## Directions for this task
Pull out all lines from the listing below in which the word "fill" appears.

## Entries with figure data
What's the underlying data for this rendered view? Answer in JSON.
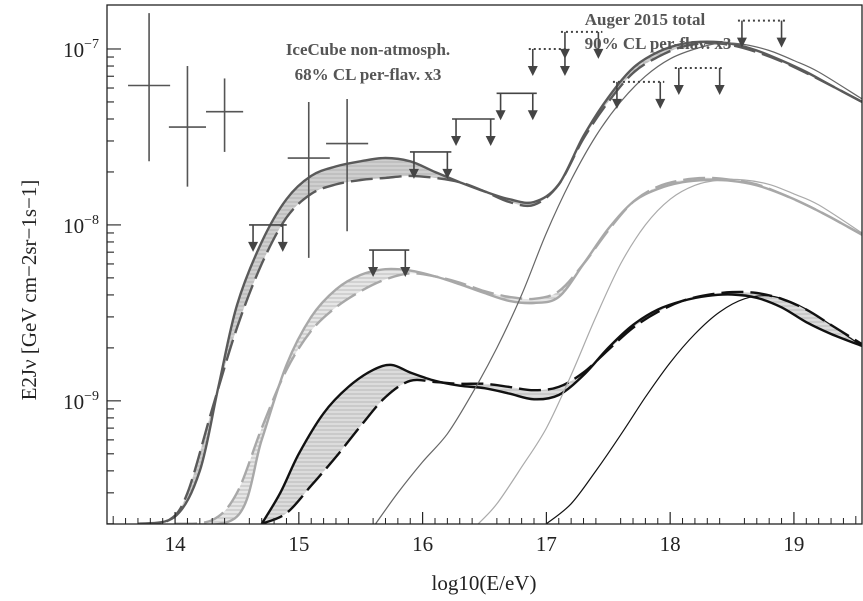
{
  "chart_data": {
    "type": "line",
    "xlabel": "log10(E/eV)",
    "ylabel": "E2Jν [GeV cm−2sr−1s−1]",
    "x_ticks": [
      "14",
      "15",
      "16",
      "17",
      "18",
      "19"
    ],
    "y_ticks": [
      "10−9",
      "10−8",
      "10−7"
    ],
    "xlim": [
      13.45,
      19.55
    ],
    "ylim_log10": [
      -9.7,
      -6.75
    ],
    "log_y": true,
    "annotations": {
      "icecube": [
        "IceCube non-atmosph.",
        "68% CL per-flav. x3"
      ],
      "auger": [
        "Auger 2015 total",
        "90% CL per-flav. x3"
      ]
    },
    "icecube_points": [
      {
        "x": 13.79,
        "xerr": 0.17,
        "y": 6.2e-08,
        "ylo": 2.3e-08,
        "yhi": 1.6e-07
      },
      {
        "x": 14.1,
        "xerr": 0.15,
        "y": 3.6e-08,
        "ylo": 1.65e-08,
        "yhi": 8e-08
      },
      {
        "x": 14.4,
        "xerr": 0.15,
        "y": 4.4e-08,
        "ylo": 2.6e-08,
        "yhi": 6.8e-08
      },
      {
        "x": 15.08,
        "xerr": 0.17,
        "y": 2.4e-08,
        "ylo": 6.5e-09,
        "yhi": 5e-08
      },
      {
        "x": 15.39,
        "xerr": 0.17,
        "y": 2.9e-08,
        "ylo": 9.2e-09,
        "yhi": 5.2e-08
      }
    ],
    "icecube_upper_limits": [
      {
        "x0": 14.63,
        "x1": 14.87,
        "y": 1e-08
      },
      {
        "x0": 15.6,
        "x1": 15.86,
        "y": 7.2e-09
      },
      {
        "x0": 15.93,
        "x1": 16.2,
        "y": 2.6e-08
      },
      {
        "x0": 16.27,
        "x1": 16.55,
        "y": 4e-08
      },
      {
        "x0": 16.63,
        "x1": 16.89,
        "y": 5.6e-08
      }
    ],
    "auger_upper_limits": [
      {
        "x0": 16.89,
        "x1": 17.15,
        "y": 1e-07
      },
      {
        "x0": 17.15,
        "x1": 17.42,
        "y": 1.25e-07
      },
      {
        "x0": 17.57,
        "x1": 17.92,
        "y": 6.5e-08
      },
      {
        "x0": 18.07,
        "x1": 18.4,
        "y": 7.8e-08
      },
      {
        "x0": 18.58,
        "x1": 18.9,
        "y": 1.45e-07
      }
    ],
    "series": [
      {
        "group": "top",
        "style": "dashed",
        "color": "#5a5a5a",
        "x": [
          13.7,
          13.95,
          14.1,
          14.3,
          14.5,
          14.7,
          14.9,
          15.1,
          15.3,
          15.5,
          15.7,
          15.9,
          16.1,
          16.3,
          16.5,
          16.7,
          16.9,
          17.1,
          17.3,
          17.5,
          17.7,
          17.9,
          18.1,
          18.3,
          18.5,
          18.7,
          18.9,
          19.1,
          19.3,
          19.55
        ],
        "y": [
          2e-10,
          2.1e-10,
          3e-10,
          9e-10,
          2.6e-09,
          6e-09,
          1.1e-08,
          1.5e-08,
          1.7e-08,
          1.8e-08,
          1.85e-08,
          1.9e-08,
          1.85e-08,
          1.75e-08,
          1.55e-08,
          1.35e-08,
          1.3e-08,
          1.7e-08,
          3.1e-08,
          5e-08,
          7.3e-08,
          9e-08,
          1.03e-07,
          1.08e-07,
          1.05e-07,
          9.6e-08,
          8.5e-08,
          7.3e-08,
          6.2e-08,
          5e-08
        ]
      },
      {
        "group": "top",
        "style": "solid",
        "color": "#5a5a5a",
        "x": [
          13.7,
          14.0,
          14.2,
          14.35,
          14.5,
          14.7,
          14.9,
          15.1,
          15.3,
          15.5,
          15.7,
          15.9,
          16.1,
          16.3,
          16.5,
          16.7,
          16.9,
          17.1,
          17.3,
          17.5,
          17.7,
          17.9,
          18.1,
          18.3,
          18.5,
          18.7,
          18.9,
          19.1,
          19.3,
          19.55
        ],
        "y": [
          2e-10,
          2.2e-10,
          4e-10,
          1.2e-09,
          3.5e-09,
          8e-09,
          1.4e-08,
          1.9e-08,
          2.15e-08,
          2.3e-08,
          2.4e-08,
          2.3e-08,
          2e-08,
          1.75e-08,
          1.55e-08,
          1.4e-08,
          1.35e-08,
          1.7e-08,
          3.2e-08,
          5.3e-08,
          7.8e-08,
          9.6e-08,
          1.07e-07,
          1.1e-07,
          1.07e-07,
          9.8e-08,
          8.6e-08,
          7.4e-08,
          6.2e-08,
          5e-08
        ]
      },
      {
        "group": "middle",
        "style": "dashed",
        "color": "#a8a8a8",
        "x": [
          14.0,
          14.3,
          14.5,
          14.7,
          14.9,
          15.1,
          15.3,
          15.5,
          15.7,
          15.9,
          16.1,
          16.3,
          16.5,
          16.7,
          16.9,
          17.1,
          17.3,
          17.5,
          17.7,
          17.9,
          18.1,
          18.3,
          18.5,
          18.7,
          18.9,
          19.1,
          19.3,
          19.55
        ],
        "y": [
          2e-10,
          2.1e-10,
          3e-10,
          7e-10,
          1.5e-09,
          2.5e-09,
          3.4e-09,
          4.2e-09,
          4.9e-09,
          5.3e-09,
          5.1e-09,
          4.7e-09,
          4.2e-09,
          3.9e-09,
          3.8e-09,
          4.2e-09,
          6e-09,
          9.3e-09,
          1.35e-08,
          1.65e-08,
          1.8e-08,
          1.85e-08,
          1.8e-08,
          1.7e-08,
          1.5e-08,
          1.3e-08,
          1.1e-08,
          8.8e-09
        ]
      },
      {
        "group": "middle",
        "style": "solid",
        "color": "#a8a8a8",
        "x": [
          14.0,
          14.5,
          14.7,
          14.9,
          15.1,
          15.3,
          15.5,
          15.7,
          15.9,
          16.1,
          16.3,
          16.5,
          16.7,
          16.9,
          17.1,
          17.3,
          17.5,
          17.7,
          17.9,
          18.1,
          18.3,
          18.5,
          18.7,
          18.9,
          19.1,
          19.3,
          19.55
        ],
        "y": [
          2e-10,
          2.2e-10,
          6e-10,
          1.6e-09,
          3e-09,
          4.3e-09,
          5.2e-09,
          5.6e-09,
          5.5e-09,
          5.1e-09,
          4.6e-09,
          4.1e-09,
          3.7e-09,
          3.6e-09,
          3.9e-09,
          6e-09,
          9.5e-09,
          1.35e-08,
          1.6e-08,
          1.75e-08,
          1.8e-08,
          1.78e-08,
          1.68e-08,
          1.5e-08,
          1.3e-08,
          1.1e-08,
          8.8e-09
        ]
      },
      {
        "group": "bottom",
        "style": "dashed",
        "color": "#111111",
        "x": [
          14.7,
          14.9,
          15.1,
          15.3,
          15.5,
          15.7,
          15.9,
          16.1,
          16.3,
          16.5,
          16.7,
          16.9,
          17.1,
          17.3,
          17.5,
          17.7,
          17.9,
          18.1,
          18.3,
          18.5,
          18.7,
          18.9,
          19.1,
          19.3,
          19.55
        ],
        "y": [
          2e-10,
          2.3e-10,
          3.3e-10,
          4.8e-10,
          7.2e-10,
          1.05e-09,
          1.3e-09,
          1.28e-09,
          1.25e-09,
          1.25e-09,
          1.2e-09,
          1.15e-09,
          1.2e-09,
          1.45e-09,
          1.95e-09,
          2.6e-09,
          3.2e-09,
          3.7e-09,
          4e-09,
          4.15e-09,
          4.1e-09,
          3.8e-09,
          3.3e-09,
          2.7e-09,
          2.1e-09
        ]
      },
      {
        "group": "bottom",
        "style": "solid",
        "color": "#111111",
        "x": [
          14.7,
          14.85,
          15.0,
          15.2,
          15.4,
          15.6,
          15.75,
          15.9,
          16.1,
          16.3,
          16.5,
          16.7,
          16.9,
          17.1,
          17.3,
          17.5,
          17.7,
          17.9,
          18.1,
          18.3,
          18.5,
          18.7,
          18.9,
          19.1,
          19.3,
          19.55
        ],
        "y": [
          2e-10,
          3e-10,
          5e-10,
          8.5e-10,
          1.2e-09,
          1.5e-09,
          1.6e-09,
          1.45e-09,
          1.3e-09,
          1.22e-09,
          1.18e-09,
          1.1e-09,
          1.02e-09,
          1.08e-09,
          1.4e-09,
          2e-09,
          2.7e-09,
          3.3e-09,
          3.7e-09,
          3.95e-09,
          4.02e-09,
          3.85e-09,
          3.4e-09,
          2.8e-09,
          2.4e-09,
          2.05e-09
        ]
      },
      {
        "group": "thin",
        "style": "solid",
        "color": "#666666",
        "x": [
          15.62,
          15.8,
          16.0,
          16.2,
          16.4,
          16.6,
          16.8,
          17.0,
          17.2,
          17.4,
          17.6,
          17.8,
          18.0,
          18.2,
          18.4,
          18.6,
          18.8,
          19.0,
          19.2,
          19.55
        ],
        "y": [
          2e-10,
          3e-10,
          4.5e-10,
          6.5e-10,
          1.1e-09,
          2e-09,
          4e-09,
          9e-09,
          1.8e-08,
          3.2e-08,
          5e-08,
          7e-08,
          8.8e-08,
          1e-07,
          1.08e-07,
          1.06e-07,
          9.8e-08,
          8.6e-08,
          7.4e-08,
          5.2e-08
        ]
      },
      {
        "group": "thin",
        "style": "solid",
        "color": "#aaaaaa",
        "x": [
          16.45,
          16.6,
          16.8,
          17.0,
          17.2,
          17.4,
          17.6,
          17.8,
          18.0,
          18.2,
          18.4,
          18.6,
          18.8,
          19.0,
          19.2,
          19.55
        ],
        "y": [
          2e-10,
          2.6e-10,
          4.2e-10,
          7e-10,
          1.4e-09,
          3e-09,
          6e-09,
          1e-08,
          1.4e-08,
          1.68e-08,
          1.8e-08,
          1.8e-08,
          1.7e-08,
          1.5e-08,
          1.3e-08,
          9e-09
        ]
      },
      {
        "group": "thin",
        "style": "solid",
        "color": "#111111",
        "x": [
          17.0,
          17.2,
          17.4,
          17.6,
          17.8,
          18.0,
          18.2,
          18.4,
          18.6,
          18.8,
          19.0,
          19.2,
          19.55
        ],
        "y": [
          2e-10,
          2.6e-10,
          4e-10,
          6.4e-10,
          1.05e-09,
          1.65e-09,
          2.4e-09,
          3.2e-09,
          3.8e-09,
          3.95e-09,
          3.6e-09,
          3e-09,
          2.05e-09
        ]
      }
    ],
    "bands": [
      {
        "upper_series": 1,
        "lower_series": 0,
        "fill": "#cfcfcf"
      },
      {
        "upper_series": 3,
        "lower_series": 2,
        "fill": "#e6e6e6"
      },
      {
        "upper_series": 5,
        "lower_series": 4,
        "fill": "#dcdcdc"
      }
    ]
  }
}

## Complete answer
        "fill": "#cfcfcf"
        "fill": "#e6e6e6"
        "fill": "#dcdcdc"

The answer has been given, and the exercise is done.